### EXERCISE PROMPT
Reproduce every line of the material below, but drop the pictures.

### Dataset rows
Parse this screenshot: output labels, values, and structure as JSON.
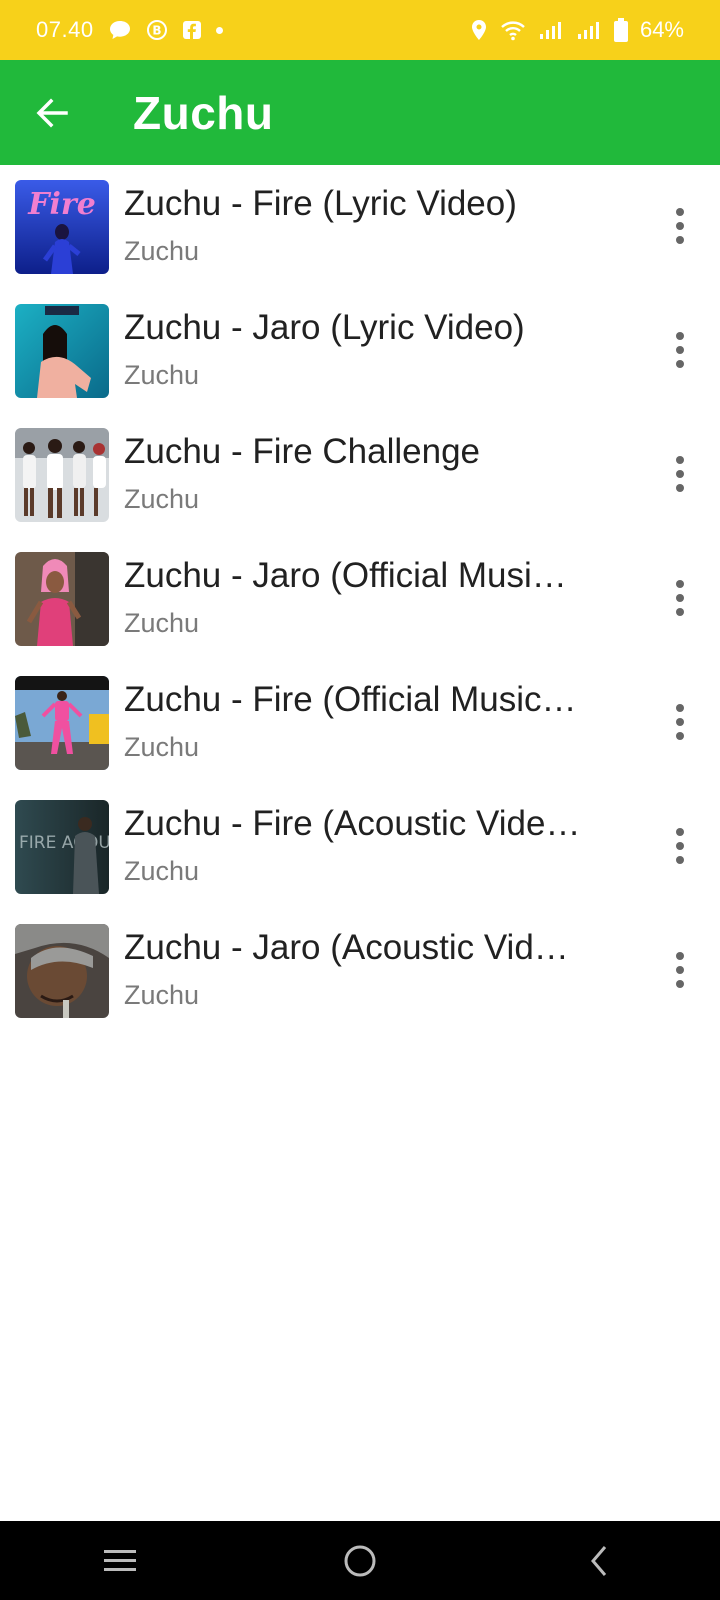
{
  "status_bar": {
    "time": "07.40",
    "battery": "64%",
    "left_icons": [
      "chat-bubble-icon",
      "b-badge-icon",
      "facebook-icon",
      "dot-icon"
    ],
    "right_icons": [
      "location-icon",
      "wifi-icon",
      "signal-icon",
      "signal-icon",
      "battery-icon"
    ]
  },
  "app_bar": {
    "title": "Zuchu",
    "back_icon": "arrow-left-icon"
  },
  "videos": [
    {
      "title": "Zuchu - Fire (Lyric Video)",
      "channel": "Zuchu"
    },
    {
      "title": "Zuchu - Jaro (Lyric Video)",
      "channel": "Zuchu"
    },
    {
      "title": "Zuchu - Fire Challenge",
      "channel": "Zuchu"
    },
    {
      "title": "Zuchu - Jaro (Official Musi…",
      "channel": "Zuchu"
    },
    {
      "title": "Zuchu - Fire (Official Music…",
      "channel": "Zuchu"
    },
    {
      "title": "Zuchu - Fire (Acoustic Vide…",
      "channel": "Zuchu"
    },
    {
      "title": "Zuchu - Jaro (Acoustic Vid…",
      "channel": "Zuchu"
    }
  ],
  "thumbnail_text": {
    "fire_logo": "Fire",
    "acoustic_overlay": "FIRE ACOUSTIC"
  },
  "nav_bar": {
    "icons": [
      "menu-icon",
      "home-circle-icon",
      "back-chevron-icon"
    ]
  },
  "colors": {
    "status_bar": "#F7D11A",
    "app_bar": "#21B93B",
    "title_text": "#212121",
    "subtitle_text": "#7a7a7a"
  }
}
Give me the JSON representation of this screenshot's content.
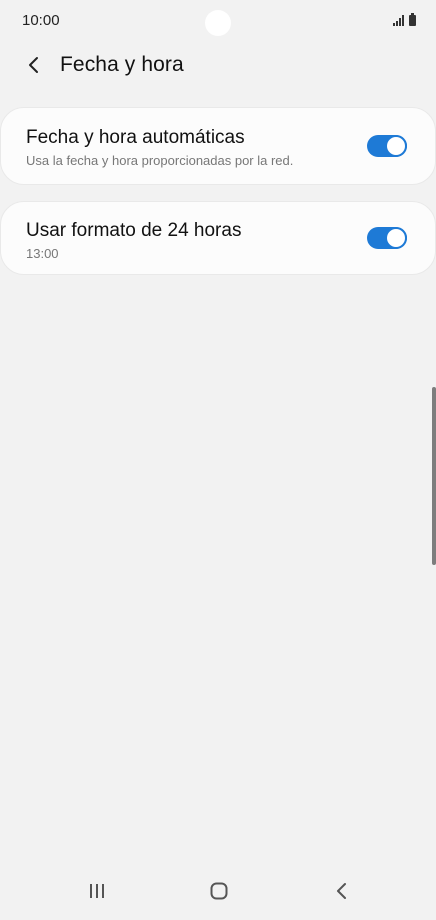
{
  "status_bar": {
    "time": "10:00"
  },
  "header": {
    "title": "Fecha y hora",
    "back_icon": "chevron-left-icon"
  },
  "settings": [
    {
      "title": "Fecha y hora automáticas",
      "subtitle": "Usa la fecha y hora proporcionadas por la red.",
      "enabled": true
    },
    {
      "title": "Usar formato de 24 horas",
      "subtitle": "13:00",
      "enabled": true
    }
  ],
  "colors": {
    "accent": "#1e7ad6",
    "background": "#f2f2f2",
    "card": "#fcfcfc"
  },
  "nav_bar": {
    "recents_icon": "recents-icon",
    "home_icon": "home-icon",
    "back_icon": "back-icon"
  }
}
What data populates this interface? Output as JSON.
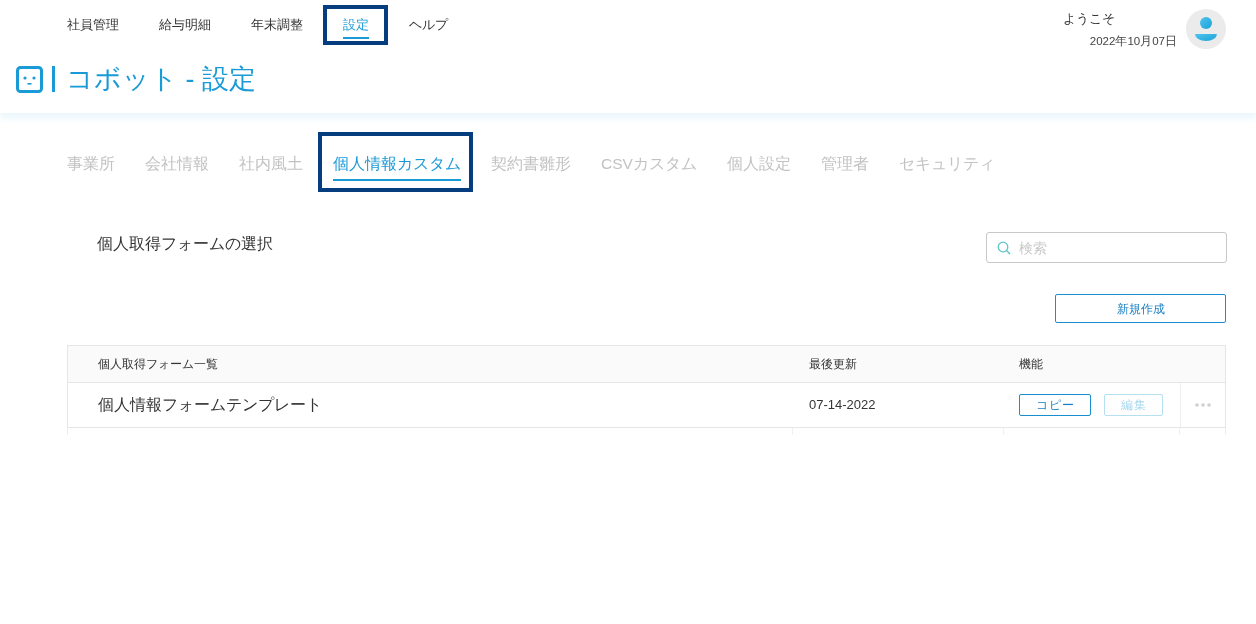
{
  "top_nav": {
    "items": [
      {
        "label": "社員管理",
        "selected": false,
        "highlighted": false
      },
      {
        "label": "給与明細",
        "selected": false,
        "highlighted": false
      },
      {
        "label": "年末調整",
        "selected": false,
        "highlighted": false
      },
      {
        "label": "設定",
        "selected": true,
        "highlighted": true
      },
      {
        "label": "ヘルプ",
        "selected": false,
        "highlighted": false
      }
    ]
  },
  "user": {
    "greeting": "ようこそ",
    "date": "2022年10月07日"
  },
  "page_title": "コボット - 設定",
  "settings_tabs": [
    {
      "label": "事業所",
      "selected": false,
      "highlighted": false
    },
    {
      "label": "会社情報",
      "selected": false,
      "highlighted": false
    },
    {
      "label": "社内風土",
      "selected": false,
      "highlighted": false
    },
    {
      "label": "個人情報カスタム",
      "selected": true,
      "highlighted": true
    },
    {
      "label": "契約書雛形",
      "selected": false,
      "highlighted": false
    },
    {
      "label": "CSVカスタム",
      "selected": false,
      "highlighted": false
    },
    {
      "label": "個人設定",
      "selected": false,
      "highlighted": false
    },
    {
      "label": "管理者",
      "selected": false,
      "highlighted": false
    },
    {
      "label": "セキュリティ",
      "selected": false,
      "highlighted": false
    }
  ],
  "section": {
    "title": "個人取得フォームの選択",
    "search": {
      "placeholder": "検索"
    },
    "new_button": "新規作成"
  },
  "table": {
    "columns": [
      "個人取得フォーム一覧",
      "最後更新",
      "機能"
    ],
    "rows": [
      {
        "name": "個人情報フォームテンプレート",
        "updated": "07-14-2022",
        "actions": [
          {
            "label": "コピー",
            "disabled": false
          },
          {
            "label": "編集",
            "disabled": true
          }
        ]
      }
    ]
  }
}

### SOLUTION TO THIS EXERCISE
Parse this screenshot: output labels, values, and structure as JSON.
{
  "status_bar": {
    "time": "07.40",
    "battery": "64%",
    "left_icons": [
      "chat-bubble-icon",
      "b-badge-icon",
      "facebook-icon",
      "dot-icon"
    ],
    "right_icons": [
      "location-icon",
      "wifi-icon",
      "signal-icon",
      "signal-icon",
      "battery-icon"
    ]
  },
  "app_bar": {
    "title": "Zuchu",
    "back_icon": "arrow-left-icon"
  },
  "videos": [
    {
      "title": "Zuchu - Fire (Lyric Video)",
      "channel": "Zuchu"
    },
    {
      "title": "Zuchu - Jaro (Lyric Video)",
      "channel": "Zuchu"
    },
    {
      "title": "Zuchu - Fire Challenge",
      "channel": "Zuchu"
    },
    {
      "title": "Zuchu - Jaro (Official Musi…",
      "channel": "Zuchu"
    },
    {
      "title": "Zuchu - Fire (Official Music…",
      "channel": "Zuchu"
    },
    {
      "title": "Zuchu - Fire (Acoustic Vide…",
      "channel": "Zuchu"
    },
    {
      "title": "Zuchu - Jaro (Acoustic Vid…",
      "channel": "Zuchu"
    }
  ],
  "thumbnail_text": {
    "fire_logo": "Fire",
    "acoustic_overlay": "FIRE ACOUSTIC"
  },
  "nav_bar": {
    "icons": [
      "menu-icon",
      "home-circle-icon",
      "back-chevron-icon"
    ]
  },
  "colors": {
    "status_bar": "#F7D11A",
    "app_bar": "#21B93B",
    "title_text": "#212121",
    "subtitle_text": "#7a7a7a"
  }
}
Give me the JSON representation of this screenshot's content.
{
  "status_bar": {
    "time": "10:00"
  },
  "header": {
    "title": "Fecha y hora",
    "back_icon": "chevron-left-icon"
  },
  "settings": [
    {
      "title": "Fecha y hora automáticas",
      "subtitle": "Usa la fecha y hora proporcionadas por la red.",
      "enabled": true
    },
    {
      "title": "Usar formato de 24 horas",
      "subtitle": "13:00",
      "enabled": true
    }
  ],
  "colors": {
    "accent": "#1e7ad6",
    "background": "#f2f2f2",
    "card": "#fcfcfc"
  },
  "nav_bar": {
    "recents_icon": "recents-icon",
    "home_icon": "home-icon",
    "back_icon": "back-icon"
  }
}
What data populates this interface? Output as JSON.
{
  "top_nav": {
    "items": [
      {
        "label": "社員管理",
        "selected": false,
        "highlighted": false
      },
      {
        "label": "給与明細",
        "selected": false,
        "highlighted": false
      },
      {
        "label": "年末調整",
        "selected": false,
        "highlighted": false
      },
      {
        "label": "設定",
        "selected": true,
        "highlighted": true
      },
      {
        "label": "ヘルプ",
        "selected": false,
        "highlighted": false
      }
    ]
  },
  "user": {
    "greeting": "ようこそ",
    "date": "2022年10月07日"
  },
  "page_title": "コボット - 設定",
  "settings_tabs": [
    {
      "label": "事業所",
      "selected": false,
      "highlighted": false
    },
    {
      "label": "会社情報",
      "selected": false,
      "highlighted": false
    },
    {
      "label": "社内風土",
      "selected": false,
      "highlighted": false
    },
    {
      "label": "個人情報カスタム",
      "selected": true,
      "highlighted": true
    },
    {
      "label": "契約書雛形",
      "selected": false,
      "highlighted": false
    },
    {
      "label": "CSVカスタム",
      "selected": false,
      "highlighted": false
    },
    {
      "label": "個人設定",
      "selected": false,
      "highlighted": false
    },
    {
      "label": "管理者",
      "selected": false,
      "highlighted": false
    },
    {
      "label": "セキュリティ",
      "selected": false,
      "highlighted": false
    }
  ],
  "section": {
    "title": "個人取得フォームの選択",
    "search": {
      "placeholder": "検索"
    },
    "new_button": "新規作成"
  },
  "table": {
    "columns": [
      "個人取得フォーム一覧",
      "最後更新",
      "機能"
    ],
    "rows": [
      {
        "name": "個人情報フォームテンプレート",
        "updated": "07-14-2022",
        "actions": [
          {
            "label": "コピー",
            "disabled": false
          },
          {
            "label": "編集",
            "disabled": true
          }
        ]
      }
    ]
  }
}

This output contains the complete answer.